• Requirement
Write every line out verbatim and omit the pictures.

• Given records
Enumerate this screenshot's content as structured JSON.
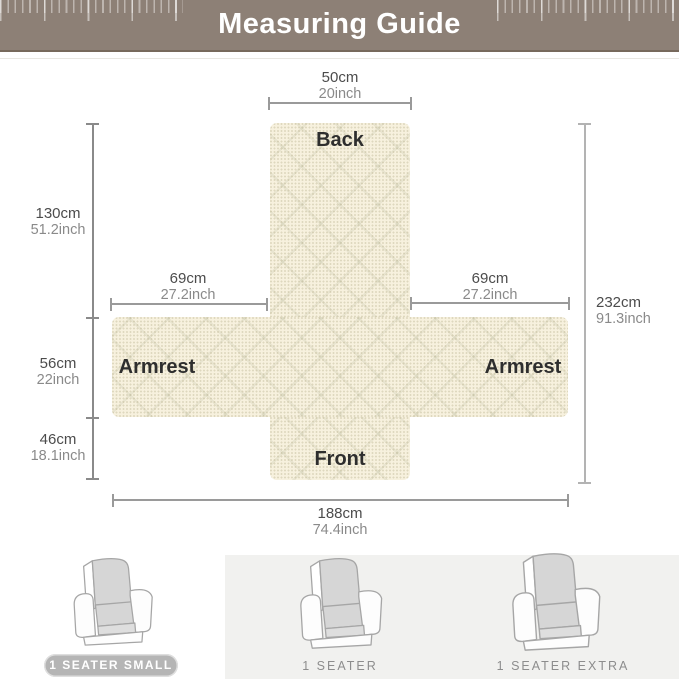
{
  "header": {
    "title": "Measuring Guide"
  },
  "diagram": {
    "labels": {
      "back": "Back",
      "front": "Front",
      "armrest_left": "Armrest",
      "armrest_right": "Armrest"
    },
    "measurements": {
      "top_width": {
        "cm": "50cm",
        "inch": "20inch"
      },
      "back_height": {
        "cm": "130cm",
        "inch": "51.2inch"
      },
      "left_armrest_width": {
        "cm": "69cm",
        "inch": "27.2inch"
      },
      "right_armrest_width": {
        "cm": "69cm",
        "inch": "27.2inch"
      },
      "total_height": {
        "cm": "232cm",
        "inch": "91.3inch"
      },
      "armrest_height": {
        "cm": "56cm",
        "inch": "22inch"
      },
      "front_height": {
        "cm": "46cm",
        "inch": "18.1inch"
      },
      "total_width": {
        "cm": "188cm",
        "inch": "74.4inch"
      }
    }
  },
  "size_options": [
    {
      "label": "1 SEATER SMALL",
      "selected": true
    },
    {
      "label": "1 SEATER",
      "selected": false
    },
    {
      "label": "1 SEATER EXTRA",
      "selected": false
    }
  ],
  "colors": {
    "header_bg": "#8d8076",
    "fabric": "#f7f1de",
    "dim_line": "#9a9a9a",
    "badge_bg": "#b5b5b5",
    "panel_bg": "#f1f1ef"
  }
}
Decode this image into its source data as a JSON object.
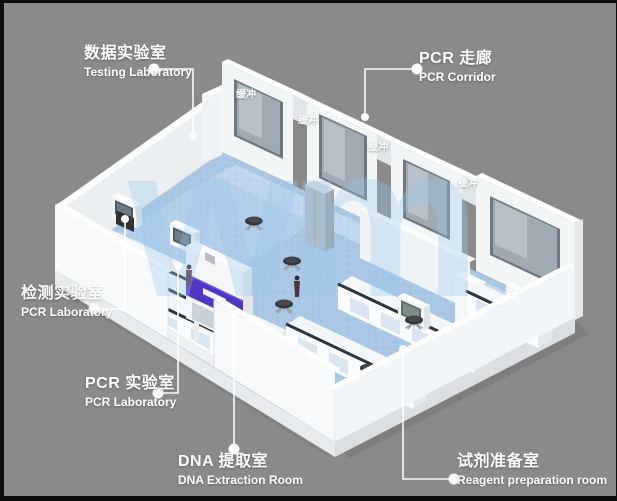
{
  "scene": {
    "background_color": "#8a8a8a",
    "frame_color": "#0d0d0d",
    "floor_color": "#a9c7e4",
    "wall_color": "#f4f6f7",
    "glass_color": "#9aa4ac",
    "accent_purple": "#5136c8"
  },
  "watermark": {
    "text": "wm"
  },
  "callouts": [
    {
      "id": "testing-laboratory",
      "zh": "数据实验室",
      "en": "Testing Laboratory"
    },
    {
      "id": "pcr-corridor",
      "zh": "PCR 走廊",
      "en": "PCR Corridor"
    },
    {
      "id": "inspection-laboratory",
      "zh": "检测实验室",
      "en": "PCR Laboratory"
    },
    {
      "id": "pcr-laboratory",
      "zh": "PCR 实验室",
      "en": "PCR Laboratory"
    },
    {
      "id": "dna-extraction-room",
      "zh": "DNA 提取室",
      "en": "DNA Extraction Room"
    },
    {
      "id": "reagent-preparation",
      "zh": "试剂准备室",
      "en": "Reagent preparation room"
    }
  ],
  "buffer_rooms": [
    {
      "label": "缓冲"
    },
    {
      "label": "缓冲"
    },
    {
      "label": "缓冲"
    },
    {
      "label": "缓冲"
    }
  ]
}
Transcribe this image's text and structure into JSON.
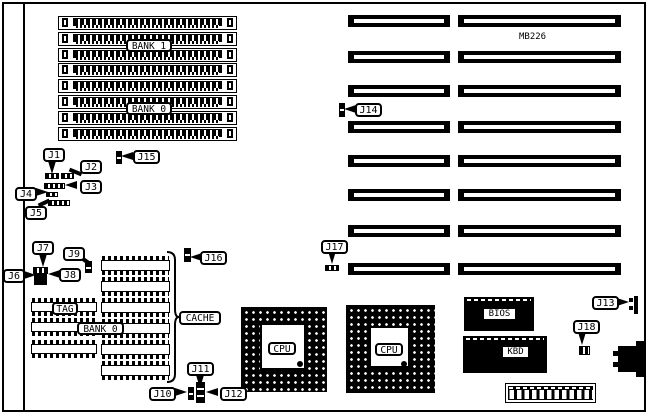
{
  "model_label": "MB226",
  "memory": {
    "bank1_label": "BANK 1",
    "bank0_label": "BANK 0",
    "simm_socket_count": 8
  },
  "expansion": {
    "slot_row_count": 8
  },
  "cache_area": {
    "tag_label": "TAG",
    "bank0_label": "BANK 0",
    "cache_label": "CACHE",
    "left_chip_count": 3,
    "right_chip_count": 6
  },
  "cpu_sockets": {
    "cpu1_label": "CPU",
    "cpu2_label": "CPU"
  },
  "chips": {
    "bios_label": "BIOS",
    "kbd_label": "KBD"
  },
  "callouts": {
    "j1": "J1",
    "j2": "J2",
    "j3": "J3",
    "j4": "J4",
    "j5": "J5",
    "j6": "J6",
    "j7": "J7",
    "j8": "J8",
    "j9": "J9",
    "j10": "J10",
    "j11": "J11",
    "j12": "J12",
    "j13": "J13",
    "j14": "J14",
    "j15": "J15",
    "j16": "J16",
    "j17": "J17",
    "j18": "J18"
  },
  "colors": {
    "ink": "#000000",
    "paper": "#ffffff"
  }
}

• Correct output
Enumerate this screenshot's content as structured JSON.
{
  "header": {
    "title": "Measuring Guide"
  },
  "diagram": {
    "labels": {
      "back": "Back",
      "front": "Front",
      "armrest_left": "Armrest",
      "armrest_right": "Armrest"
    },
    "measurements": {
      "top_width": {
        "cm": "50cm",
        "inch": "20inch"
      },
      "back_height": {
        "cm": "130cm",
        "inch": "51.2inch"
      },
      "left_armrest_width": {
        "cm": "69cm",
        "inch": "27.2inch"
      },
      "right_armrest_width": {
        "cm": "69cm",
        "inch": "27.2inch"
      },
      "total_height": {
        "cm": "232cm",
        "inch": "91.3inch"
      },
      "armrest_height": {
        "cm": "56cm",
        "inch": "22inch"
      },
      "front_height": {
        "cm": "46cm",
        "inch": "18.1inch"
      },
      "total_width": {
        "cm": "188cm",
        "inch": "74.4inch"
      }
    }
  },
  "size_options": [
    {
      "label": "1 SEATER SMALL",
      "selected": true
    },
    {
      "label": "1 SEATER",
      "selected": false
    },
    {
      "label": "1 SEATER EXTRA",
      "selected": false
    }
  ],
  "colors": {
    "header_bg": "#8d8076",
    "fabric": "#f7f1de",
    "dim_line": "#9a9a9a",
    "badge_bg": "#b5b5b5",
    "panel_bg": "#f1f1ef"
  }
}
Decode this image into its source data as a JSON object.
{
  "scene": {
    "background_color": "#8a8a8a",
    "frame_color": "#0d0d0d",
    "floor_color": "#a9c7e4",
    "wall_color": "#f4f6f7",
    "glass_color": "#9aa4ac",
    "accent_purple": "#5136c8"
  },
  "watermark": {
    "text": "wm"
  },
  "callouts": [
    {
      "id": "testing-laboratory",
      "zh": "数据实验室",
      "en": "Testing Laboratory"
    },
    {
      "id": "pcr-corridor",
      "zh": "PCR 走廊",
      "en": "PCR Corridor"
    },
    {
      "id": "inspection-laboratory",
      "zh": "检测实验室",
      "en": "PCR Laboratory"
    },
    {
      "id": "pcr-laboratory",
      "zh": "PCR 实验室",
      "en": "PCR Laboratory"
    },
    {
      "id": "dna-extraction-room",
      "zh": "DNA 提取室",
      "en": "DNA Extraction Room"
    },
    {
      "id": "reagent-preparation",
      "zh": "试剂准备室",
      "en": "Reagent preparation room"
    }
  ],
  "buffer_rooms": [
    {
      "label": "缓冲"
    },
    {
      "label": "缓冲"
    },
    {
      "label": "缓冲"
    },
    {
      "label": "缓冲"
    }
  ]
}
Transcribe this image's text and structure into JSON.
{
  "model_label": "MB226",
  "memory": {
    "bank1_label": "BANK 1",
    "bank0_label": "BANK 0",
    "simm_socket_count": 8
  },
  "expansion": {
    "slot_row_count": 8
  },
  "cache_area": {
    "tag_label": "TAG",
    "bank0_label": "BANK 0",
    "cache_label": "CACHE",
    "left_chip_count": 3,
    "right_chip_count": 6
  },
  "cpu_sockets": {
    "cpu1_label": "CPU",
    "cpu2_label": "CPU"
  },
  "chips": {
    "bios_label": "BIOS",
    "kbd_label": "KBD"
  },
  "callouts": {
    "j1": "J1",
    "j2": "J2",
    "j3": "J3",
    "j4": "J4",
    "j5": "J5",
    "j6": "J6",
    "j7": "J7",
    "j8": "J8",
    "j9": "J9",
    "j10": "J10",
    "j11": "J11",
    "j12": "J12",
    "j13": "J13",
    "j14": "J14",
    "j15": "J15",
    "j16": "J16",
    "j17": "J17",
    "j18": "J18"
  },
  "colors": {
    "ink": "#000000",
    "paper": "#ffffff"
  }
}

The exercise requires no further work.